* The data
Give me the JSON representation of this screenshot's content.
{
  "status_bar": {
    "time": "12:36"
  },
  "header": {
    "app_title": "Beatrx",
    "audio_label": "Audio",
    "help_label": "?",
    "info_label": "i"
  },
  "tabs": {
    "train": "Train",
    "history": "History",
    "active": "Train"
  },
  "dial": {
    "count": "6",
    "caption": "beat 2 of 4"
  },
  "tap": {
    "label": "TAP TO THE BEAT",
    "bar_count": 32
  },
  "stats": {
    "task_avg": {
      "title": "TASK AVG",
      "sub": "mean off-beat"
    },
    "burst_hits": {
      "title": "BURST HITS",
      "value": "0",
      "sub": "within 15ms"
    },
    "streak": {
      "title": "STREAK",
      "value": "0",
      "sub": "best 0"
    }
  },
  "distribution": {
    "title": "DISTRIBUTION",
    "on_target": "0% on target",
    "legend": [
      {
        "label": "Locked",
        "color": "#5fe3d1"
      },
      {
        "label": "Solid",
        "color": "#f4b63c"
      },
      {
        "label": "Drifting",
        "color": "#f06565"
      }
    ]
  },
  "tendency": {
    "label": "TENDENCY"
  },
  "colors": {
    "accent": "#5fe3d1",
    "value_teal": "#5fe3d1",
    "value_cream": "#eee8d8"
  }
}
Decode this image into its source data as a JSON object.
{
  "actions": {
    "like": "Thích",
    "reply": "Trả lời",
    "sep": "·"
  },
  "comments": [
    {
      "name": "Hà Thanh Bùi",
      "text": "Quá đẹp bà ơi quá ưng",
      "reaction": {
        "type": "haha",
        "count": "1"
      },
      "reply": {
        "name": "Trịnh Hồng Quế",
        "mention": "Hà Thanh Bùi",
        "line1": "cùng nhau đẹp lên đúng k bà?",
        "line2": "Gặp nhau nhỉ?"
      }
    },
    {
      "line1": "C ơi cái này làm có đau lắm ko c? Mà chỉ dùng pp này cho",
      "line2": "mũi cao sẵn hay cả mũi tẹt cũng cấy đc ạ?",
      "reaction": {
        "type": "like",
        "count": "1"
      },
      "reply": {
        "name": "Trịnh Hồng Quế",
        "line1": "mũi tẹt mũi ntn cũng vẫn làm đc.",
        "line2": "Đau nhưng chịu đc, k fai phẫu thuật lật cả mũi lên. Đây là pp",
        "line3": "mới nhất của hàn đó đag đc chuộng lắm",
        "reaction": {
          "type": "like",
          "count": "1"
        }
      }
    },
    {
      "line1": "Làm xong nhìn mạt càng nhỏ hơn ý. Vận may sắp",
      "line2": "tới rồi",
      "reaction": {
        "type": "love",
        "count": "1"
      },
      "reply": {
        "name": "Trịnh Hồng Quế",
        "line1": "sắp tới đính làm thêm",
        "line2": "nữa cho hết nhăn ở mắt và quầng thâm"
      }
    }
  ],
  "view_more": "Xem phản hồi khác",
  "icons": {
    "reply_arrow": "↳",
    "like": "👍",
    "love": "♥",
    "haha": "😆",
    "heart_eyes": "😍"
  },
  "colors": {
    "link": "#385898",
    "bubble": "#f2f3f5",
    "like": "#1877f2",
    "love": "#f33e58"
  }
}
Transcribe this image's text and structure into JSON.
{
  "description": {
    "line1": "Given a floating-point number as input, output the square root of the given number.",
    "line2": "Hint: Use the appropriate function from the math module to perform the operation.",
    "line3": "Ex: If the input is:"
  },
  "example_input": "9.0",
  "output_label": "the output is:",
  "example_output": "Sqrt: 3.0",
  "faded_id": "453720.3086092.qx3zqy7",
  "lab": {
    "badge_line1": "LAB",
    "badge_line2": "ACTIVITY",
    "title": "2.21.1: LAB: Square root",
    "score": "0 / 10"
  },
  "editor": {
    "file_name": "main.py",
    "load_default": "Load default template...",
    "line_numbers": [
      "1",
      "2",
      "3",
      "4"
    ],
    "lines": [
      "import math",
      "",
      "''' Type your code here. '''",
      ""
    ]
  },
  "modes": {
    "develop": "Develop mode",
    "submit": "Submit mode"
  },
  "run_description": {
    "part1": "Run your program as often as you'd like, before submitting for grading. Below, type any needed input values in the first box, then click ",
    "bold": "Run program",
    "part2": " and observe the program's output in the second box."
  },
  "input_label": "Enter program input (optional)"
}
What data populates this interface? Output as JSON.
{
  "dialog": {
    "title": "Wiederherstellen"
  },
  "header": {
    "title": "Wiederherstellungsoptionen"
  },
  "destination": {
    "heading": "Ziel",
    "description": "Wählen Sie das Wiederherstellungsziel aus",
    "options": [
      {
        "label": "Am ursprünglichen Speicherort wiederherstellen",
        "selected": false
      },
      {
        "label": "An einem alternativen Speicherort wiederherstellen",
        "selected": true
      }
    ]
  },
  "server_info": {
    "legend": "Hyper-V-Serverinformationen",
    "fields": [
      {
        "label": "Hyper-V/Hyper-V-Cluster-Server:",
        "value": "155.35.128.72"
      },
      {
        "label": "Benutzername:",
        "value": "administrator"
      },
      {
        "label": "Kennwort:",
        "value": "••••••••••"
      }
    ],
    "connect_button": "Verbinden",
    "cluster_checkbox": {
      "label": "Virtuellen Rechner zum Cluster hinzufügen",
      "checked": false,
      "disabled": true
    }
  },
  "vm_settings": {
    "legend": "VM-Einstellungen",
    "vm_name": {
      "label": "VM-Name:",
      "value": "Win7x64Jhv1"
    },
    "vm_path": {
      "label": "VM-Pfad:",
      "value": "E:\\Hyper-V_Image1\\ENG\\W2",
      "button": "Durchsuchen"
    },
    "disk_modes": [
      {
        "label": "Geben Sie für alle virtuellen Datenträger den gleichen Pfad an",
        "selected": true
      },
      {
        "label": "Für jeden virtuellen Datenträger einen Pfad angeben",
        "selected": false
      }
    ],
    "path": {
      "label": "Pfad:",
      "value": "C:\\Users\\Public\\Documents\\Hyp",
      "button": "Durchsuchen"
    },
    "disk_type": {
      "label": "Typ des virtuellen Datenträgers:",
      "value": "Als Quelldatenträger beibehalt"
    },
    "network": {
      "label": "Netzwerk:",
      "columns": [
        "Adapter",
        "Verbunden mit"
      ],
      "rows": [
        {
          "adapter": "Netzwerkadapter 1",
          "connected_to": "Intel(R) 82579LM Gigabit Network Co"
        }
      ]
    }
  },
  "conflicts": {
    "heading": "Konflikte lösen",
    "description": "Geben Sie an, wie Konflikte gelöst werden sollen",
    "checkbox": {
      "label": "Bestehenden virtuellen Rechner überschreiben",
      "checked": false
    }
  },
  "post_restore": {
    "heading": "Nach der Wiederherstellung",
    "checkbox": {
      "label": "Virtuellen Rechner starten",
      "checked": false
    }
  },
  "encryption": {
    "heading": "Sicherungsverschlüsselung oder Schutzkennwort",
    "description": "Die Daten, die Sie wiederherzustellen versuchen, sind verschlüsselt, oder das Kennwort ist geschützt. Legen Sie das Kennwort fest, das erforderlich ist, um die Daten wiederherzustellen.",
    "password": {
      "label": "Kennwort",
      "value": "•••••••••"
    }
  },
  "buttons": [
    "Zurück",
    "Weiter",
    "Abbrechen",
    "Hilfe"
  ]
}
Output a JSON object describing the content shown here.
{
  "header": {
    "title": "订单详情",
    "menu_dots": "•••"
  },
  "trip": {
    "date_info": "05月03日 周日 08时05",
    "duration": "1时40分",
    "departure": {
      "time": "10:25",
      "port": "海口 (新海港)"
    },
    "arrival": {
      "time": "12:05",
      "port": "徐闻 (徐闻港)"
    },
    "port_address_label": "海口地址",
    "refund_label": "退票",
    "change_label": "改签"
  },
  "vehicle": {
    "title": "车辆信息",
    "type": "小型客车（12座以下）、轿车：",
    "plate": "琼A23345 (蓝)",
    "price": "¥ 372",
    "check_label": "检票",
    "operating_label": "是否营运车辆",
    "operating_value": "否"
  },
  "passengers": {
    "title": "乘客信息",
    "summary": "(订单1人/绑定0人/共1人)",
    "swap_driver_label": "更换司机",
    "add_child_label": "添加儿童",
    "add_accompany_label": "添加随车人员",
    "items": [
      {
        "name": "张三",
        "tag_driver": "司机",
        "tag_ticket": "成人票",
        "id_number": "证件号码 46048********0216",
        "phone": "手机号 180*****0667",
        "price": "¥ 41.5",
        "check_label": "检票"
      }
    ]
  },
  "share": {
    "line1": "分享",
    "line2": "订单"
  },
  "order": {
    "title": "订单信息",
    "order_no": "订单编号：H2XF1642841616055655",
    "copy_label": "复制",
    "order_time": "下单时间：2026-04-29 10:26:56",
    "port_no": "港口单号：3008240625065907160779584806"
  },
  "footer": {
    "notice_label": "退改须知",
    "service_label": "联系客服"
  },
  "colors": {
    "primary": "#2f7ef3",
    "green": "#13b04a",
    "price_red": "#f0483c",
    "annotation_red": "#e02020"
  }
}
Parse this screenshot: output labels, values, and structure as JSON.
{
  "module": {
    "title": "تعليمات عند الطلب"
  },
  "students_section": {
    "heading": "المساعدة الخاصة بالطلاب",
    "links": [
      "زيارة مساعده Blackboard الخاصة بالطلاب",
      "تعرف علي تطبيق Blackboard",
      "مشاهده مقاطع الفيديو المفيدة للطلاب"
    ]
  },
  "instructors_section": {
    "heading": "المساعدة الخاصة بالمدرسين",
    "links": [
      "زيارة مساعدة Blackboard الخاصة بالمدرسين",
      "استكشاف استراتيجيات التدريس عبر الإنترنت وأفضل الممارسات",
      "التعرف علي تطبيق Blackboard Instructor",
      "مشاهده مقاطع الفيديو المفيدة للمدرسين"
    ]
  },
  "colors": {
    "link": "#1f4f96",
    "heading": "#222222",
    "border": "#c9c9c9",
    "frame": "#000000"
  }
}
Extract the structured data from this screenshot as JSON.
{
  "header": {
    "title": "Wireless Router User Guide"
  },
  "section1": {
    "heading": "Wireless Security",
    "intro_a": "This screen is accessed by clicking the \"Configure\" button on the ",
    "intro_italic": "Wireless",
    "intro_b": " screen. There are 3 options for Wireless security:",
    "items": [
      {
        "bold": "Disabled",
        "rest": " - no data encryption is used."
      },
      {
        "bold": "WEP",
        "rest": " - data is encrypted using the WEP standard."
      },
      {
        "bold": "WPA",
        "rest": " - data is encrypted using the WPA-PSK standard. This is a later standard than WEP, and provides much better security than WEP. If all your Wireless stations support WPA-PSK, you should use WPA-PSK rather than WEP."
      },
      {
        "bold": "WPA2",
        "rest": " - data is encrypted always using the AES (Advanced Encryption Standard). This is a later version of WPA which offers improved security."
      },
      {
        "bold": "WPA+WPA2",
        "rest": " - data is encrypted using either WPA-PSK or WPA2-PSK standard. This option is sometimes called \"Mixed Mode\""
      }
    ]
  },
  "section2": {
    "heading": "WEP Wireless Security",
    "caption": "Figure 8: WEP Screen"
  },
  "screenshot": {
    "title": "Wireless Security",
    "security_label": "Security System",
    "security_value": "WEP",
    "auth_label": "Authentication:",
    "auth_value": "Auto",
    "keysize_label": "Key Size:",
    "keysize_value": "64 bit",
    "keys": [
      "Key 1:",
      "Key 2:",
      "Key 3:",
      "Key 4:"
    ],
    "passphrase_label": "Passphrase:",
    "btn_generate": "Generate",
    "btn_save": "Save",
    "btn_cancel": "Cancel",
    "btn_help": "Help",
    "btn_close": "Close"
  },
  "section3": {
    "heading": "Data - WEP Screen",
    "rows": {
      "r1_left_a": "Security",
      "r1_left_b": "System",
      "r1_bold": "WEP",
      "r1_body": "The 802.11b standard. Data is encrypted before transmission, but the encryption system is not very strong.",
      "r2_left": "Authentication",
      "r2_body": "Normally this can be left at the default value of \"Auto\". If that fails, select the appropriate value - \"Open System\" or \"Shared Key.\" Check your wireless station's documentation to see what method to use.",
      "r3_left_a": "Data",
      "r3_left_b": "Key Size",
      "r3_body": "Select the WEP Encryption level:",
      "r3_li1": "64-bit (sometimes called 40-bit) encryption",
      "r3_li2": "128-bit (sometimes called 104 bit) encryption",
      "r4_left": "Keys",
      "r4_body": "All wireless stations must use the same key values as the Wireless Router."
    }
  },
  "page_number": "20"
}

* Task instructions
Check each line in the records for the word "تطبيق" and say how many have it, with nothing else.

* Answer in full
2